Written problem A:
According to the article on the moon's formation, approximately when did Theia collide with Earth?
Written problem B:
Retype the entries verbatim, beginning with their first line and stopping after the line that contains "wire left branch lower: [82, 181, 85, 239]".

Passage provided:
Science & Technology

The Moon's Formation May Be Why the Earth Has Water

Scientists at the University of Munster have discovered that Earth got its water from a collision with Theia. Theia was the ancient body that collided with Earth and formed the moon. Their discovery shows that Earth's water is much more ancient than previously thought.

The standing theory for the formation of the moon involves an ancient body called Theia. About 4.4 billion years ago, Theia collided with Earth. The collision created a massive debris ring, and the moon formed from that debris.

Standing theory also says that Earth gathered its water over time, after the collision with Theia, with comets and asteroids delivering the water. But the new study from the University of Munster presents evidence that supports a different source for Earth's water: Theia itself.

Scientists have long thought that Theia was a body from the inner solar system, since it was rocky in nature. But the new study says that's not the case. Instead, Theia had its origins in the outer solar system.

The input:
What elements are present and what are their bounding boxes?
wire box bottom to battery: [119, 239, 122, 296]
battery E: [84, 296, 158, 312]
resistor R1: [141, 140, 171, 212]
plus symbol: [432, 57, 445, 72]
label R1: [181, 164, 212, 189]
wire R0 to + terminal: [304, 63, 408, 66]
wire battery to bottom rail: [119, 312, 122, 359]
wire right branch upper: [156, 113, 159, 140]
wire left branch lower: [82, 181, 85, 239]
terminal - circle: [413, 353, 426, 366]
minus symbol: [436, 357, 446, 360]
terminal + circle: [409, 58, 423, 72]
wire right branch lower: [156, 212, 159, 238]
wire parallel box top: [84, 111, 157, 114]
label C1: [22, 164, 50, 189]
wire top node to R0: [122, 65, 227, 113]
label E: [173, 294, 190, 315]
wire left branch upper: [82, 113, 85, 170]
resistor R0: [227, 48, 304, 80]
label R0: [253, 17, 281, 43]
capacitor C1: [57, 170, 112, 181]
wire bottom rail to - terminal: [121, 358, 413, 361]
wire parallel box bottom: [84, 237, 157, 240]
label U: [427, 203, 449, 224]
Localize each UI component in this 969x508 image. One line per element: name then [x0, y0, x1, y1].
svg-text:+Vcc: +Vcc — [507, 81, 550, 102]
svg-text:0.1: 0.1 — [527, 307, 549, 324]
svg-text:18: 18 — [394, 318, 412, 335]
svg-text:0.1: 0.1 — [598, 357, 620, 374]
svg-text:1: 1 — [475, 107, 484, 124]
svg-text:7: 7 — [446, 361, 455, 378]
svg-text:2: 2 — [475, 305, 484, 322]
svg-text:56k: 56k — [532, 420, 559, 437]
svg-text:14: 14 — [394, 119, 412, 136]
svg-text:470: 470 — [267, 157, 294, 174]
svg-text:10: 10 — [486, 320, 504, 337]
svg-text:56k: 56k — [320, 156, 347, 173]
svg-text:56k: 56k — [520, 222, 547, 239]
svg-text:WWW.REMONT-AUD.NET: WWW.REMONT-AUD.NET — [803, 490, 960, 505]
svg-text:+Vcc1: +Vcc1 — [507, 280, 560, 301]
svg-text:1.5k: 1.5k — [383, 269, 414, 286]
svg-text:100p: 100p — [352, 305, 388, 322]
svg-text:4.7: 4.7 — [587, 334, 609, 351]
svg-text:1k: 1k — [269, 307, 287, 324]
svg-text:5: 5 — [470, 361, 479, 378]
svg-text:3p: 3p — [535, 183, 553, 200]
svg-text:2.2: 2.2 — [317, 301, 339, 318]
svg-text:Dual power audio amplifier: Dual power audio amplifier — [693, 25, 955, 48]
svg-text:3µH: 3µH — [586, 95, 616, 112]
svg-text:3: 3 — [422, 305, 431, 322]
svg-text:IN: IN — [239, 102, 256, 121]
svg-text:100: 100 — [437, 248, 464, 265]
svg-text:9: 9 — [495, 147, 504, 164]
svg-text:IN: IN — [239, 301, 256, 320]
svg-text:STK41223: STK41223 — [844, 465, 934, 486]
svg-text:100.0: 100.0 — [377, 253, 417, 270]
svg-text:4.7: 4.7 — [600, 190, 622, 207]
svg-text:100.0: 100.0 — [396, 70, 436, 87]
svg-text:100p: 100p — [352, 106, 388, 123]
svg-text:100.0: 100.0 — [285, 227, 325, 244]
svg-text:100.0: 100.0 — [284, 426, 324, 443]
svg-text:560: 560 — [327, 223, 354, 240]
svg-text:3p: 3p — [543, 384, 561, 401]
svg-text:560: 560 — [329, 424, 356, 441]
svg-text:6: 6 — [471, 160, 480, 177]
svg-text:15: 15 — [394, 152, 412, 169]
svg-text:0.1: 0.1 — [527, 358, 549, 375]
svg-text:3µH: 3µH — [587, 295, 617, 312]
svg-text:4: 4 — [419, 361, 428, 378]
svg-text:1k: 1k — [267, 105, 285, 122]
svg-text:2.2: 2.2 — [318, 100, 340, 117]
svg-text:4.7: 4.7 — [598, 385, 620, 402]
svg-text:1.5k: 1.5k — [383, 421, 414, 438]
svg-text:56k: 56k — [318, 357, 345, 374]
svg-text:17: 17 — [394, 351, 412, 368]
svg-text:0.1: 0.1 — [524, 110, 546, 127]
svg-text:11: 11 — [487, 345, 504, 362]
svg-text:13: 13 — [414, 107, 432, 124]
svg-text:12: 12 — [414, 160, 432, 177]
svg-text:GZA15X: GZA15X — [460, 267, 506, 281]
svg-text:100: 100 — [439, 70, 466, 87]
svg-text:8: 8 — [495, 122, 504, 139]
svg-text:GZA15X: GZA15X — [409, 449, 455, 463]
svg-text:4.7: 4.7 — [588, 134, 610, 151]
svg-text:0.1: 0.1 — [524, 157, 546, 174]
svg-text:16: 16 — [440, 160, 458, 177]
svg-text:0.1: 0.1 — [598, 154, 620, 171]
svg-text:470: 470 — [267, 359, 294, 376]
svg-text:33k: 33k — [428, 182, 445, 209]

Reply A:
About 4.4 billion years ago.

Reply B:
What elements are present and what are their bounding boxes?
wire box bottom to battery: [119, 239, 122, 296]
battery E: [84, 296, 158, 312]
resistor R1: [141, 140, 171, 212]
plus symbol: [432, 57, 445, 72]
label R1: [181, 164, 212, 189]
wire R0 to + terminal: [304, 63, 408, 66]
wire battery to bottom rail: [119, 312, 122, 359]
wire right branch upper: [156, 113, 159, 140]
wire left branch lower: [82, 181, 85, 239]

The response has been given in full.